• **SET EXERCISE**
Repeat the listing in full. Nothing may be added or left out.

• **RECORDS SUPPLIED**
□ □ □ □

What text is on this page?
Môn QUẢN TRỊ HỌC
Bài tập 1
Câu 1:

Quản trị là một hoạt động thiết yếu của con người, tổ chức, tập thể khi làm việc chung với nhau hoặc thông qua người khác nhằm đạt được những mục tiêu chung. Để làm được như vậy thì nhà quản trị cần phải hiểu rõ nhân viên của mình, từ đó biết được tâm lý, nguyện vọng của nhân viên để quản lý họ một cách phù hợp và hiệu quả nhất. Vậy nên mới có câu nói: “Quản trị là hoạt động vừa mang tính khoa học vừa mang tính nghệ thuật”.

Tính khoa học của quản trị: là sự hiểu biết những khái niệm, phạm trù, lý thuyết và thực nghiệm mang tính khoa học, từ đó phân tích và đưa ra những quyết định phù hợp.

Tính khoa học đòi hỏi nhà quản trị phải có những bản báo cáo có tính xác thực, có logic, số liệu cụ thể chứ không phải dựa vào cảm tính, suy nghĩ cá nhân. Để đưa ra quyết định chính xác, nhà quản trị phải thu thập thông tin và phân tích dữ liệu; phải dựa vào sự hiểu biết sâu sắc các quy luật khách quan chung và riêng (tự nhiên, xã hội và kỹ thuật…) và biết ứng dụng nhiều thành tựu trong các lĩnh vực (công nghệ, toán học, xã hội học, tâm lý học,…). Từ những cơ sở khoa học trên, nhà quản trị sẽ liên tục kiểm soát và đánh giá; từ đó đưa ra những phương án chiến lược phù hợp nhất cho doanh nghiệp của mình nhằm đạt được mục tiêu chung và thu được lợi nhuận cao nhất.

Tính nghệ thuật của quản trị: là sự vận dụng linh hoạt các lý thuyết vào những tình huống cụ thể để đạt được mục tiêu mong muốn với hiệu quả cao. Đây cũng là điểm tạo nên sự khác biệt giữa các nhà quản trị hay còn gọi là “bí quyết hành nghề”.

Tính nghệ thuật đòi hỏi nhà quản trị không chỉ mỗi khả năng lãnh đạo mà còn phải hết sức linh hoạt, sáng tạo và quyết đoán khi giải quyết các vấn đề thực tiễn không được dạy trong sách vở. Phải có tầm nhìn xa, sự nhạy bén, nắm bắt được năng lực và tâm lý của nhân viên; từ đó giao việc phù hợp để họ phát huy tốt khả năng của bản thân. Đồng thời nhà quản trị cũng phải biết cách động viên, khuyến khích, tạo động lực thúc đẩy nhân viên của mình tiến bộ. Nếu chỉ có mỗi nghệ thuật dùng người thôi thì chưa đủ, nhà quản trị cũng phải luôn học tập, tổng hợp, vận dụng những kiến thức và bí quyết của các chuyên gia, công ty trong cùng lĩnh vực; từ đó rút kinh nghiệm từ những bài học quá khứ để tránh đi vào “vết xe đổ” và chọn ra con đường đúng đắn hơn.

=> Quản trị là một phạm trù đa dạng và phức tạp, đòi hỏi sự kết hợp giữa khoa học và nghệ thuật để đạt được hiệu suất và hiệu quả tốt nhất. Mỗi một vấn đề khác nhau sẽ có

□ □ □ □

• **ANSWER TO THE EXERCISE**
What text is on this page?
Môn QUẢN TRỊ HỌC
Bài tập 1
Câu 1:

Quản trị là một hoạt động thiết yếu của con người, tổ chức, tập thể khi làm việc chung với nhau hoặc thông qua người khác nhằm đạt được những mục tiêu chung. Để làm được như vậy thì nhà quản trị cần phải hiểu rõ nhân viên của mình, từ đó biết được tâm lý, nguyện vọng của nhân viên để quản lý họ một cách phù hợp và hiệu quả nhất. Vậy nên mới có câu nói: “Quản trị là hoạt động vừa mang tính khoa học vừa mang tính nghệ thuật”.

Tính khoa học của quản trị: là sự hiểu biết những khái niệm, phạm trù, lý thuyết và thực nghiệm mang tính khoa học, từ đó phân tích và đưa ra những quyết định phù hợp.

Tính khoa học đòi hỏi nhà quản trị phải có những bản báo cáo có tính xác thực, có logic, số liệu cụ thể chứ không phải dựa vào cảm tính, suy nghĩ cá nhân. Để đưa ra quyết định chính xác, nhà quản trị phải thu thập thông tin và phân tích dữ liệu; phải dựa vào sự hiểu biết sâu sắc các quy luật khách quan chung và riêng (tự nhiên, xã hội và kỹ thuật…) và biết ứng dụng nhiều thành tựu trong các lĩnh vực (công nghệ, toán học, xã hội học, tâm lý học,…). Từ những cơ sở khoa học trên, nhà quản trị sẽ liên tục kiểm soát và đánh giá; từ đó đưa ra những phương án chiến lược phù hợp nhất cho doanh nghiệp của mình nhằm đạt được mục tiêu chung và thu được lợi nhuận cao nhất.

Tính nghệ thuật của quản trị: là sự vận dụng linh hoạt các lý thuyết vào những tình huống cụ thể để đạt được mục tiêu mong muốn với hiệu quả cao. Đây cũng là điểm tạo nên sự khác biệt giữa các nhà quản trị hay còn gọi là “bí quyết hành nghề”.

Tính nghệ thuật đòi hỏi nhà quản trị không chỉ mỗi khả năng lãnh đạo mà còn phải hết sức linh hoạt, sáng tạo và quyết đoán khi giải quyết các vấn đề thực tiễn không được dạy trong sách vở. Phải có tầm nhìn xa, sự nhạy bén, nắm bắt được năng lực và tâm lý của nhân viên; từ đó giao việc phù hợp để họ phát huy tốt khả năng của bản thân. Đồng thời nhà quản trị cũng phải biết cách động viên, khuyến khích, tạo động lực thúc đẩy nhân viên của mình tiến bộ. Nếu chỉ có mỗi nghệ thuật dùng người thôi thì chưa đủ, nhà quản trị cũng phải luôn học tập, tổng hợp, vận dụng những kiến thức và bí quyết của các chuyên gia, công ty trong cùng lĩnh vực; từ đó rút kinh nghiệm từ những bài học quá khứ để tránh đi vào “vết xe đổ” và chọn ra con đường đúng đắn hơn.

=> Quản trị là một phạm trù đa dạng và phức tạp, đòi hỏi sự kết hợp giữa khoa học và nghệ thuật để đạt được hiệu suất và hiệu quả tốt nhất. Mỗi một vấn đề khác nhau sẽ có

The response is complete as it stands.